- _Given records_
-*-*-
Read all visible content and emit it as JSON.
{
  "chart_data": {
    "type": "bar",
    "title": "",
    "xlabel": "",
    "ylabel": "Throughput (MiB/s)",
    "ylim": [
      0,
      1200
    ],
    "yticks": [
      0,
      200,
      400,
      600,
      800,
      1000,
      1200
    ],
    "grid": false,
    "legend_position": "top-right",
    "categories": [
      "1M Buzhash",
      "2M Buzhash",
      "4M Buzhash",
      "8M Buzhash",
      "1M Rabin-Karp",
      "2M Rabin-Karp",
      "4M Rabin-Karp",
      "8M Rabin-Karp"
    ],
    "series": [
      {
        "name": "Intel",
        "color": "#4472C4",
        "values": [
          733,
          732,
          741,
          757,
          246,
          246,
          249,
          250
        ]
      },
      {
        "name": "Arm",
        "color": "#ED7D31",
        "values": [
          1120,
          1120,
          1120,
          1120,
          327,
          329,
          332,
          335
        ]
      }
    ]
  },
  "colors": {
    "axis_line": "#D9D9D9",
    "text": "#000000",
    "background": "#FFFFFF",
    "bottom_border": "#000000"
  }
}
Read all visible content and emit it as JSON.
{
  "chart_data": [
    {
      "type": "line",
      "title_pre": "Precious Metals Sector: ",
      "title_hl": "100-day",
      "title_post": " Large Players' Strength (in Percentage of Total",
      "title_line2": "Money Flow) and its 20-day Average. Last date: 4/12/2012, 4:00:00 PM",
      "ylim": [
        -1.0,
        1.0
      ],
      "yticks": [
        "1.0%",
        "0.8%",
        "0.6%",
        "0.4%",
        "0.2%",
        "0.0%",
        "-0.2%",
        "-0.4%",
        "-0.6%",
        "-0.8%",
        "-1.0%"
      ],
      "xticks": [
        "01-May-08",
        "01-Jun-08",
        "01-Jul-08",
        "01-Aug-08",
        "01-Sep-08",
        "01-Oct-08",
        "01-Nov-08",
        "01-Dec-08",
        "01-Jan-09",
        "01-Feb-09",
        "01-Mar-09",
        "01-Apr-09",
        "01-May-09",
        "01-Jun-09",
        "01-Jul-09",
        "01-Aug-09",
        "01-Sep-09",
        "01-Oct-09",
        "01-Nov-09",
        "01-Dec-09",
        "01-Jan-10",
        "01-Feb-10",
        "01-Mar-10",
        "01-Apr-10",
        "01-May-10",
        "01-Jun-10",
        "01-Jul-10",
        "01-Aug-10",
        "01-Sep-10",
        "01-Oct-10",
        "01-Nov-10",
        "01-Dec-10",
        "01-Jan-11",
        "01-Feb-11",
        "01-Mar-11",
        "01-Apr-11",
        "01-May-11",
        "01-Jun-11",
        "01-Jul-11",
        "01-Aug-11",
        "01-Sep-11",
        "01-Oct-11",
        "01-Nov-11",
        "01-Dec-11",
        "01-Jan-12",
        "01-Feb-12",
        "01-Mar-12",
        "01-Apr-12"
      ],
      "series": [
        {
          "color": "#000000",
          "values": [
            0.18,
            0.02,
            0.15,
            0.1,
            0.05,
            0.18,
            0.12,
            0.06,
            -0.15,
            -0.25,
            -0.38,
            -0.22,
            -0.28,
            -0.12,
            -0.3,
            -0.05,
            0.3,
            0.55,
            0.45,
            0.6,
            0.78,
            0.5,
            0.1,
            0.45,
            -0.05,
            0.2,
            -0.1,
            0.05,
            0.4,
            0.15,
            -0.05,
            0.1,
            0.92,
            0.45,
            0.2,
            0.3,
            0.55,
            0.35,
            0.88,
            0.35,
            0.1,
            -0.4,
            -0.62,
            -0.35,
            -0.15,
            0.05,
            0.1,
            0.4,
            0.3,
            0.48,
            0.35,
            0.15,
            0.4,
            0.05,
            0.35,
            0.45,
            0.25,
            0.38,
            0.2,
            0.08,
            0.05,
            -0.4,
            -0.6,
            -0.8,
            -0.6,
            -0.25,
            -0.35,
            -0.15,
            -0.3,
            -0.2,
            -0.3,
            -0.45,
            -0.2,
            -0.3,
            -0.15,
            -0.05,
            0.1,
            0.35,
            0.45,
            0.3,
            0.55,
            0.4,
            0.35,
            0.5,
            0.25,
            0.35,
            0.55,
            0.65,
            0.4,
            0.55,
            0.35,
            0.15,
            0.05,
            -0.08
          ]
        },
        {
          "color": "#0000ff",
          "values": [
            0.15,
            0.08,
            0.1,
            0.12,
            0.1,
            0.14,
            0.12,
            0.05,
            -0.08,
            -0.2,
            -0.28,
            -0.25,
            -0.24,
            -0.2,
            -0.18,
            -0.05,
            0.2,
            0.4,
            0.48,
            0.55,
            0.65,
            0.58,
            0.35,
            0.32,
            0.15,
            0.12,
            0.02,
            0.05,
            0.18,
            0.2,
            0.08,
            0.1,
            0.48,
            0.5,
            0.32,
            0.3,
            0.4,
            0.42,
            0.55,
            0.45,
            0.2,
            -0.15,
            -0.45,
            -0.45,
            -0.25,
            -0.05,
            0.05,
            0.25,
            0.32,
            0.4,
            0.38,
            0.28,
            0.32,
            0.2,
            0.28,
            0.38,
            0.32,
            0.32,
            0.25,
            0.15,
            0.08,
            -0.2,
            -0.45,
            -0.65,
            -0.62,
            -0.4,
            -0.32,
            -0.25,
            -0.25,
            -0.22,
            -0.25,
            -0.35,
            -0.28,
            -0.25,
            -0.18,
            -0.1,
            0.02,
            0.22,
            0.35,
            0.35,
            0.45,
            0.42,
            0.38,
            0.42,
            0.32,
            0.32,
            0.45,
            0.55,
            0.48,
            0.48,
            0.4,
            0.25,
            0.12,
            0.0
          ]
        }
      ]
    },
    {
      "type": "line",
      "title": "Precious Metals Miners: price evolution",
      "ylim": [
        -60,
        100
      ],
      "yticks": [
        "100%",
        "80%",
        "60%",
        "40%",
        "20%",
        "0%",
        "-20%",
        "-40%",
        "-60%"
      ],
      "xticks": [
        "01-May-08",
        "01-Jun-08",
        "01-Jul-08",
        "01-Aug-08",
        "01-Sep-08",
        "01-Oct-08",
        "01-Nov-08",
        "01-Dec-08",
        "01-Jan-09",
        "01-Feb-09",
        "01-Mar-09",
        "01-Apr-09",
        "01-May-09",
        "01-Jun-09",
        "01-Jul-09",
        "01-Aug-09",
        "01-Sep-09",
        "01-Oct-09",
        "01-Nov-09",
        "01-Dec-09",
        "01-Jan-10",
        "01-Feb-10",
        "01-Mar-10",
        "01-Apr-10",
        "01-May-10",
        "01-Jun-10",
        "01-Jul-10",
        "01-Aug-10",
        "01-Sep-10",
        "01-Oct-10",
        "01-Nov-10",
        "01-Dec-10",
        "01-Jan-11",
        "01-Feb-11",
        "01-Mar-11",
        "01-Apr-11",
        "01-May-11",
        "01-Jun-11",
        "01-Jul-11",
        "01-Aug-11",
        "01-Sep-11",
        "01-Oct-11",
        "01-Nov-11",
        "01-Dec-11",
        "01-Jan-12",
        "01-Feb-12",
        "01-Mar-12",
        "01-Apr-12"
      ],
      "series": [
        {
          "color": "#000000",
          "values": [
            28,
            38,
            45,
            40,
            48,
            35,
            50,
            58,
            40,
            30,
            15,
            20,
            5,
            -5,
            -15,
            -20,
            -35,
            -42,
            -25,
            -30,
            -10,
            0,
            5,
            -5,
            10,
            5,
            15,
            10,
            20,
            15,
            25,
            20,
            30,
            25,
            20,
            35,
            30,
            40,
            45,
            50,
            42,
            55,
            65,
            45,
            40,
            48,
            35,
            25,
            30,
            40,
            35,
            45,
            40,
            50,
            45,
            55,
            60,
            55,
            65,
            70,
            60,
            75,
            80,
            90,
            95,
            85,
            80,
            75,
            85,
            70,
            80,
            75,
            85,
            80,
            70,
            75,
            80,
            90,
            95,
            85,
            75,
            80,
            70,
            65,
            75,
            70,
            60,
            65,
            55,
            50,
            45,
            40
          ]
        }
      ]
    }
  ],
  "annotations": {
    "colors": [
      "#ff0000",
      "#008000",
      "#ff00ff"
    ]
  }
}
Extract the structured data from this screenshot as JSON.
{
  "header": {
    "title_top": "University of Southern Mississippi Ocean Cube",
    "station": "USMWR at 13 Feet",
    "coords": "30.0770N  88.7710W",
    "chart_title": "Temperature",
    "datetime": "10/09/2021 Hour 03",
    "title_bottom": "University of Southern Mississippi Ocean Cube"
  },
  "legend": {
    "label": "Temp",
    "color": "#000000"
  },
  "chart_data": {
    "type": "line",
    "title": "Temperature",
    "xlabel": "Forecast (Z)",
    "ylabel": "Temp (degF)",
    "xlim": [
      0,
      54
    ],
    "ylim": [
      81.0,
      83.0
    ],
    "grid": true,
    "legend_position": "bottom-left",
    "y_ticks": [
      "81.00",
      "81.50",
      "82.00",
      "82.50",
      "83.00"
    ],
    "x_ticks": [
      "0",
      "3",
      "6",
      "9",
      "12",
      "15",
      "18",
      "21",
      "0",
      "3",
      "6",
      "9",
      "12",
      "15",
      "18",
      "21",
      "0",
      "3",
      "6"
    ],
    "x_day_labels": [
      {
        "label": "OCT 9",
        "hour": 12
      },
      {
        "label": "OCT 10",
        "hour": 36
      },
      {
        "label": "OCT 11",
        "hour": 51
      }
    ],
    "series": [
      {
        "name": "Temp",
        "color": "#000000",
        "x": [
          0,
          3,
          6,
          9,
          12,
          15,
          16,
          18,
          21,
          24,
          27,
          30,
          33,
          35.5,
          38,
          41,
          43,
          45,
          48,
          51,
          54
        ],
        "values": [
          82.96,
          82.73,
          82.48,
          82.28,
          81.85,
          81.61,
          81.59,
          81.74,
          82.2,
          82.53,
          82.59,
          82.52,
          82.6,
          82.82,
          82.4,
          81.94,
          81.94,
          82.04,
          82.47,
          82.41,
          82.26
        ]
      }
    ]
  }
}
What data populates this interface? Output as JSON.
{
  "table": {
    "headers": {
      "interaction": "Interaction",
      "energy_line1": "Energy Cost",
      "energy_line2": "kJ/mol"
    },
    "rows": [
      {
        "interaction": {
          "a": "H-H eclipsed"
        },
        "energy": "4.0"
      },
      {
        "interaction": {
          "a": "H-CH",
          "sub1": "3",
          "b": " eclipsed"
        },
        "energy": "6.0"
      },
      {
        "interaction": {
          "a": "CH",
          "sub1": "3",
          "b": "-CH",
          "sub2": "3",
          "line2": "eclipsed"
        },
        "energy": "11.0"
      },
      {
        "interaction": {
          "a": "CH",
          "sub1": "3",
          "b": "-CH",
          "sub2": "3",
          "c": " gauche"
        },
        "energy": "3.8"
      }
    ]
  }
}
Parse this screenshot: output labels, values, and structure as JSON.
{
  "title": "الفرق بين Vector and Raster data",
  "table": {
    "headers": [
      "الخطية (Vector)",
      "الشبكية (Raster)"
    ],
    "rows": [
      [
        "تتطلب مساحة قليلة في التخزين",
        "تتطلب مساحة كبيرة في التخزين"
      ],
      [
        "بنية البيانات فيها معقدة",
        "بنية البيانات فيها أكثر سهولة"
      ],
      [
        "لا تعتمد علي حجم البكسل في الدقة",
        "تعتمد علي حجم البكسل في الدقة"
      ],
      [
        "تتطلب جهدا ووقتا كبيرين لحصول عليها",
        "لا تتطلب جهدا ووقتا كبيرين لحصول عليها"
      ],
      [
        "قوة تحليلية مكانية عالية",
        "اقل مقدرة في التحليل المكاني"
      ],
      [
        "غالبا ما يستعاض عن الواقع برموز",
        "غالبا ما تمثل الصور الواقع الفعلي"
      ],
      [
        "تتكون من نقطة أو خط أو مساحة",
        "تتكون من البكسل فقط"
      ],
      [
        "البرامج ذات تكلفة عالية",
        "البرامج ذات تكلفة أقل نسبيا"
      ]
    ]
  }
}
-*-*-
- _Goal of the exercise_
Say how many lines of the listing above contain "البيانات", with no other words.

- _Answer for the task_
2